Challenge: Transcribe all the records with complete accuracy.

··· Records for the task ···

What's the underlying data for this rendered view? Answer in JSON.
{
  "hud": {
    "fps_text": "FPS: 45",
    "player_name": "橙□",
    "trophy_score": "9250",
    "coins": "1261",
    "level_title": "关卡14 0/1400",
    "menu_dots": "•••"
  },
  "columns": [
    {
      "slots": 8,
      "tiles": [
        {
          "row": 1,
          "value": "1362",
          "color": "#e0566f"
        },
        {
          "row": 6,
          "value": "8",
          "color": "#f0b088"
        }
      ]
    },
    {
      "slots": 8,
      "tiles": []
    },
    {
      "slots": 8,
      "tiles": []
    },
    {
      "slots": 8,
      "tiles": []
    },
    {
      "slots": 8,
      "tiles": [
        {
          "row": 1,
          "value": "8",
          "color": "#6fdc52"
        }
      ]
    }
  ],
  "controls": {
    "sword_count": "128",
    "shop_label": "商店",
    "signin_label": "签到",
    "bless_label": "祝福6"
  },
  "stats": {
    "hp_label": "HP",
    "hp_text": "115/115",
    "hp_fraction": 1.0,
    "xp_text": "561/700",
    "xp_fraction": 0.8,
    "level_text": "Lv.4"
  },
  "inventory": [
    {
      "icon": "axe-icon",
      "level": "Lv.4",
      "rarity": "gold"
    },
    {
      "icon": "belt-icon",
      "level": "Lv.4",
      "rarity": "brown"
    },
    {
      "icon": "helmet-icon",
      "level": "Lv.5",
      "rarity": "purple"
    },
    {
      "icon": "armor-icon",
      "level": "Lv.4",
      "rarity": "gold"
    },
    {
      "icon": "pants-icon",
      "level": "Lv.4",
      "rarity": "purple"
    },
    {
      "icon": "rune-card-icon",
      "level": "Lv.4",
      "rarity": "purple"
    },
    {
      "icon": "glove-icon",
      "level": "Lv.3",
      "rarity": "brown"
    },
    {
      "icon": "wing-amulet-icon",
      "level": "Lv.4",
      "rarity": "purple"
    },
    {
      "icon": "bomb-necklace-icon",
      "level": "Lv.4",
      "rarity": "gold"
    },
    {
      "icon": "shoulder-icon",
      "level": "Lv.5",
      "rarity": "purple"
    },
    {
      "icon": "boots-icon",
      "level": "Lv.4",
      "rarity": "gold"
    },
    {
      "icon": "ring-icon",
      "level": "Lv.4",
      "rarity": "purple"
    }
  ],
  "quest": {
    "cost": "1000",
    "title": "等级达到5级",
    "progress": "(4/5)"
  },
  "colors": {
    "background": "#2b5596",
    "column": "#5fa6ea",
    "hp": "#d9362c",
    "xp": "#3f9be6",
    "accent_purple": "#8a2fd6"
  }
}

···

Full response:
What's the underlying data for this rendered view? Answer in JSON.
{
  "hud": {
    "fps_text": "FPS: 45",
    "player_name": "橙□",
    "trophy_score": "9250",
    "coins": "1261",
    "level_title": "关卡14 0/1400",
    "menu_dots": "•••"
  },
  "columns": [
    {
      "slots": 8,
      "tiles": [
        {
          "row": 1,
          "value": "1362",
          "color": "#e0566f"
        },
        {
          "row": 6,
          "value": "8",
          "color": "#f0b088"
        }
      ]
    },
    {
      "slots": 8,
      "tiles": []
    },
    {
      "slots": 8,
      "tiles": []
    },
    {
      "slots": 8,
      "tiles": []
    },
    {
      "slots": 8,
      "tiles": [
        {
          "row": 1,
          "value": "8",
          "color": "#6fdc52"
        }
      ]
    }
  ],
  "controls": {
    "sword_count": "128",
    "shop_label": "商店",
    "signin_label": "签到",
    "bless_label": "祝福6"
  },
  "stats": {
    "hp_label": "HP",
    "hp_text": "115/115",
    "hp_fraction": 1.0,
    "xp_text": "561/700",
    "xp_fraction": 0.8,
    "level_text": "Lv.4"
  },
  "inventory": [
    {
      "icon": "axe-icon",
      "level": "Lv.4",
      "rarity": "gold"
    },
    {
      "icon": "belt-icon",
      "level": "Lv.4",
      "rarity": "brown"
    },
    {
      "icon": "helmet-icon",
      "level": "Lv.5",
      "rarity": "purple"
    },
    {
      "icon": "armor-icon",
      "level": "Lv.4",
      "rarity": "gold"
    },
    {
      "icon": "pants-icon",
      "level": "Lv.4",
      "rarity": "purple"
    },
    {
      "icon": "rune-card-icon",
      "level": "Lv.4",
      "rarity": "purple"
    },
    {
      "icon": "glove-icon",
      "level": "Lv.3",
      "rarity": "brown"
    },
    {
      "icon": "wing-amulet-icon",
      "level": "Lv.4",
      "rarity": "purple"
    },
    {
      "icon": "bomb-necklace-icon",
      "level": "Lv.4",
      "rarity": "gold"
    },
    {
      "icon": "shoulder-icon",
      "level": "Lv.5",
      "rarity": "purple"
    },
    {
      "icon": "boots-icon",
      "level": "Lv.4",
      "rarity": "gold"
    },
    {
      "icon": "ring-icon",
      "level": "Lv.4",
      "rarity": "purple"
    }
  ],
  "quest": {
    "cost": "1000",
    "title": "等级达到5级",
    "progress": "(4/5)"
  },
  "colors": {
    "background": "#2b5596",
    "column": "#5fa6ea",
    "hp": "#d9362c",
    "xp": "#3f9be6",
    "accent_purple": "#8a2fd6"
  }
}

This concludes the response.